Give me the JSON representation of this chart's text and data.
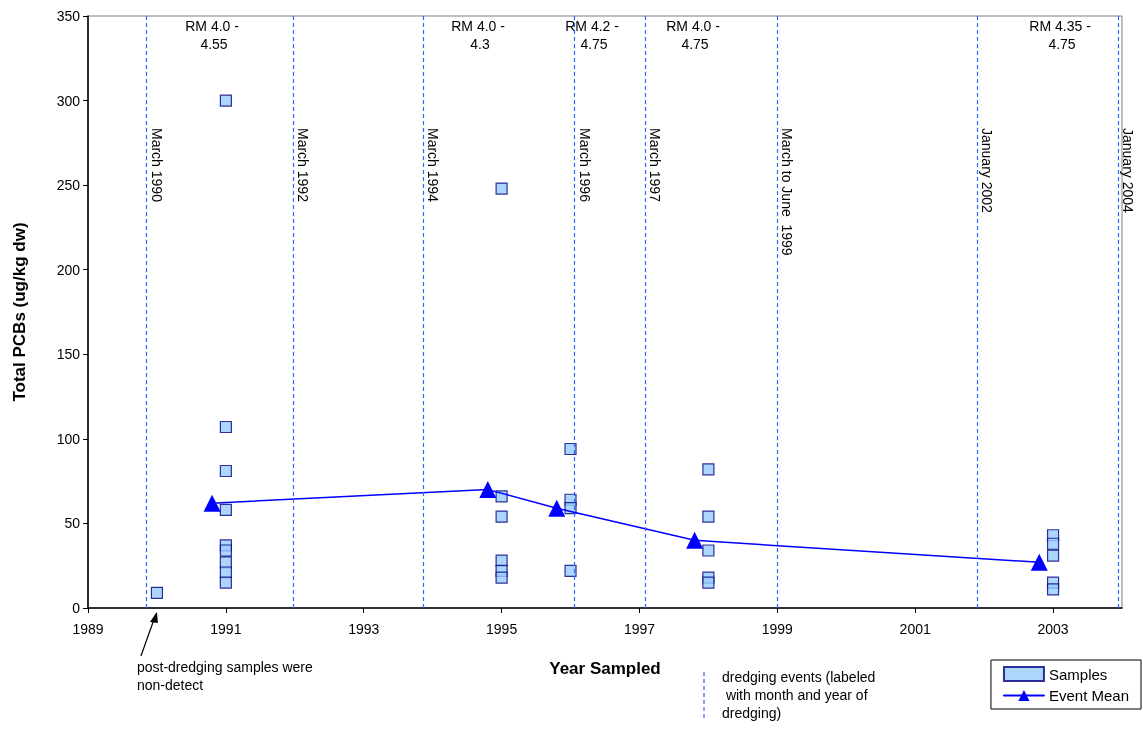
{
  "chart_data": {
    "type": "scatter",
    "xlabel": "Year Sampled",
    "ylabel": "Total PCBs (ug/kg dw)",
    "xlim": [
      1989,
      2004
    ],
    "xticks": [
      1989,
      1991,
      1993,
      1995,
      1997,
      1999,
      2001,
      2003
    ],
    "ylim": [
      0,
      350
    ],
    "yticks": [
      0,
      50,
      100,
      150,
      200,
      250,
      300,
      350
    ],
    "grid": false,
    "legend": "bottom right",
    "series": [
      {
        "name": "Samples",
        "marker": "square",
        "color": "#99ccff",
        "x": [
          1990,
          1991,
          1991,
          1991,
          1991,
          1991,
          1991,
          1991,
          1991,
          1991,
          1995,
          1995,
          1995,
          1995,
          1995,
          1995,
          1996,
          1996,
          1996,
          1996,
          1998,
          1998,
          1998,
          1998,
          1998,
          2003,
          2003,
          2003,
          2003,
          2003
        ],
        "values": [
          9,
          300,
          107,
          81,
          58,
          37,
          34,
          27,
          21,
          15,
          248,
          66,
          54,
          28,
          22,
          18,
          94,
          64,
          59,
          22,
          82,
          54,
          34,
          18,
          15,
          43,
          38,
          31,
          15,
          11
        ]
      },
      {
        "name": "Event Mean",
        "type": "line",
        "marker": "triangle",
        "line_style": "solid",
        "color": "#0000ff",
        "x": [
          1990.8,
          1994.8,
          1995.8,
          1997.8,
          2002.8
        ],
        "values": [
          62,
          70,
          59,
          40,
          27
        ]
      }
    ],
    "ref_lines": [
      {
        "axis": "x",
        "value": 1989.85,
        "label": "March 1990",
        "color": "#3366ff",
        "line_style": "dashed"
      },
      {
        "axis": "x",
        "value": 1991.98,
        "label": "March 1992",
        "color": "#3366ff",
        "line_style": "dashed"
      },
      {
        "axis": "x",
        "value": 1993.86,
        "label": "March 1994",
        "color": "#3366ff",
        "line_style": "dashed"
      },
      {
        "axis": "x",
        "value": 1996.06,
        "label": "March 1996",
        "color": "#3366ff",
        "line_style": "dashed"
      },
      {
        "axis": "x",
        "value": 1997.08,
        "label": "March 1997",
        "color": "#3366ff",
        "line_style": "dashed"
      },
      {
        "axis": "x",
        "value": 1999.0,
        "label": "March to June  1999",
        "color": "#3366ff",
        "line_style": "dashed"
      },
      {
        "axis": "x",
        "value": 2001.9,
        "label": "January 2002",
        "color": "#3366ff",
        "line_style": "dashed"
      },
      {
        "axis": "x",
        "value": 2003.94,
        "label": "January 2004",
        "color": "#3366ff",
        "line_style": "dashed"
      }
    ],
    "annotations": [
      "RM 4.0 - 4.55",
      "RM 4.0 - 4.3",
      "RM 4.2 - 4.75",
      "RM 4.0 - 4.75",
      "RM 4.35 - 4.75",
      "post-dredging samples were non-detect",
      "dredging events (labeled with month and year of dredging)"
    ]
  }
}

++++++

# [EXERCISE OBJECTIVE]
Output, exactly, all the records above; include no pictures.

# [WRITTEN REPLY]
Give me the JSON representation of this chart's text and data.
{
  "chart_data": {
    "type": "scatter",
    "xlabel": "Year Sampled",
    "ylabel": "Total PCBs (ug/kg dw)",
    "xlim": [
      1989,
      2004
    ],
    "xticks": [
      1989,
      1991,
      1993,
      1995,
      1997,
      1999,
      2001,
      2003
    ],
    "ylim": [
      0,
      350
    ],
    "yticks": [
      0,
      50,
      100,
      150,
      200,
      250,
      300,
      350
    ],
    "grid": false,
    "legend": "bottom right",
    "series": [
      {
        "name": "Samples",
        "marker": "square",
        "color": "#99ccff",
        "x": [
          1990,
          1991,
          1991,
          1991,
          1991,
          1991,
          1991,
          1991,
          1991,
          1991,
          1995,
          1995,
          1995,
          1995,
          1995,
          1995,
          1996,
          1996,
          1996,
          1996,
          1998,
          1998,
          1998,
          1998,
          1998,
          2003,
          2003,
          2003,
          2003,
          2003
        ],
        "values": [
          9,
          300,
          107,
          81,
          58,
          37,
          34,
          27,
          21,
          15,
          248,
          66,
          54,
          28,
          22,
          18,
          94,
          64,
          59,
          22,
          82,
          54,
          34,
          18,
          15,
          43,
          38,
          31,
          15,
          11
        ]
      },
      {
        "name": "Event Mean",
        "type": "line",
        "marker": "triangle",
        "line_style": "solid",
        "color": "#0000ff",
        "x": [
          1990.8,
          1994.8,
          1995.8,
          1997.8,
          2002.8
        ],
        "values": [
          62,
          70,
          59,
          40,
          27
        ]
      }
    ],
    "ref_lines": [
      {
        "axis": "x",
        "value": 1989.85,
        "label": "March 1990",
        "color": "#3366ff",
        "line_style": "dashed"
      },
      {
        "axis": "x",
        "value": 1991.98,
        "label": "March 1992",
        "color": "#3366ff",
        "line_style": "dashed"
      },
      {
        "axis": "x",
        "value": 1993.86,
        "label": "March 1994",
        "color": "#3366ff",
        "line_style": "dashed"
      },
      {
        "axis": "x",
        "value": 1996.06,
        "label": "March 1996",
        "color": "#3366ff",
        "line_style": "dashed"
      },
      {
        "axis": "x",
        "value": 1997.08,
        "label": "March 1997",
        "color": "#3366ff",
        "line_style": "dashed"
      },
      {
        "axis": "x",
        "value": 1999.0,
        "label": "March to June  1999",
        "color": "#3366ff",
        "line_style": "dashed"
      },
      {
        "axis": "x",
        "value": 2001.9,
        "label": "January 2002",
        "color": "#3366ff",
        "line_style": "dashed"
      },
      {
        "axis": "x",
        "value": 2003.94,
        "label": "January 2004",
        "color": "#3366ff",
        "line_style": "dashed"
      }
    ],
    "annotations": [
      "RM 4.0 - 4.55",
      "RM 4.0 - 4.3",
      "RM 4.2 - 4.75",
      "RM 4.0 - 4.75",
      "RM 4.35 - 4.75",
      "post-dredging samples were non-detect",
      "dredging events (labeled with month and year of dredging)"
    ]
  }
}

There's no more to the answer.